* [Items from a data source]:
Begin

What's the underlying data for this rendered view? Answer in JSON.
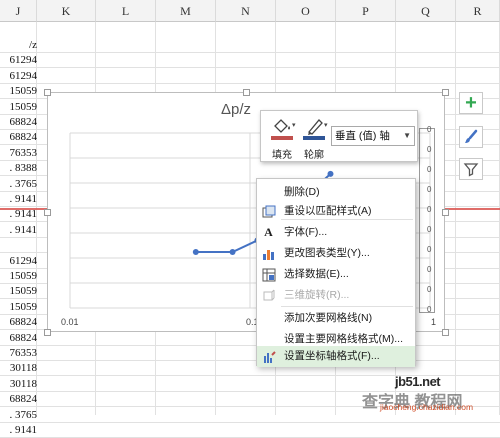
{
  "columns": [
    "J",
    "K",
    "L",
    "M",
    "N",
    "O",
    "P",
    "Q",
    "R"
  ],
  "cells": [
    "/z",
    "61294",
    "61294",
    "15059",
    "15059",
    "68824",
    "68824",
    "76353",
    ". 8388",
    ". 3765",
    ". 9141",
    ". 9141",
    ". 9141",
    "",
    "61294",
    "15059",
    "15059",
    "15059",
    "68824",
    "68824",
    "76353",
    "30118",
    "30118",
    "68824",
    ". 3765",
    ". 9141"
  ],
  "chart": {
    "title": "Δp/z",
    "x_labels": [
      "0.01",
      "0.1",
      "1"
    ],
    "right_ticks": [
      "0",
      "0",
      "0",
      "0",
      "0",
      "0",
      "0",
      "0",
      "0",
      "0"
    ]
  },
  "chart_data": {
    "type": "line",
    "title": "Δp/z",
    "xlabel": "",
    "ylabel": "",
    "x_scale": "log",
    "x_tick_labels": [
      "0.01",
      "0.1",
      "1"
    ],
    "series": [
      {
        "x": [
          0.05,
          0.08,
          0.11,
          0.28
        ],
        "y": [
          0.48,
          0.48,
          0.58,
          1.15
        ]
      }
    ]
  },
  "side_buttons": {
    "add": "plus-icon",
    "style": "brush-icon",
    "filter": "filter-icon"
  },
  "mini_toolbar": {
    "fill_label": "填充",
    "outline_label": "轮廓",
    "selector_value": "垂直 (值) 轴"
  },
  "context_menu": {
    "items": [
      {
        "label": "删除(D)",
        "icon": "",
        "disabled": false,
        "highlight": false
      },
      {
        "label": "重设以匹配样式(A)",
        "icon": "reset-style-icon",
        "disabled": false,
        "highlight": false
      },
      {
        "label": "字体(F)...",
        "icon": "font-icon",
        "disabled": false,
        "highlight": false
      },
      {
        "label": "更改图表类型(Y)...",
        "icon": "chart-type-icon",
        "disabled": false,
        "highlight": false
      },
      {
        "label": "选择数据(E)...",
        "icon": "select-data-icon",
        "disabled": false,
        "highlight": false
      },
      {
        "label": "三维旋转(R)...",
        "icon": "3d-rotate-icon",
        "disabled": true,
        "highlight": false
      },
      {
        "label": "添加次要网格线(N)",
        "icon": "",
        "disabled": false,
        "highlight": false
      },
      {
        "label": "设置主要网格线格式(M)...",
        "icon": "",
        "disabled": false,
        "highlight": false
      },
      {
        "label": "设置坐标轴格式(F)...",
        "icon": "format-axis-icon",
        "disabled": false,
        "highlight": true
      }
    ]
  },
  "watermark": {
    "line1": "jb51.net",
    "line2": "查字典 教程网",
    "line3": "jiaocheng.chazidian.com"
  },
  "colors": {
    "accent_green": "#33a852",
    "series_blue": "#4472c4",
    "red_line": "#d9534f",
    "fill_red": "#c0504d",
    "outline_blue": "#2f5597"
  }
}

End

* [Task details]: Within the listing above, copy each line that has the string "style".

* [Result for this task]:
    "style": "brush-icon",
        "icon": "reset-style-icon",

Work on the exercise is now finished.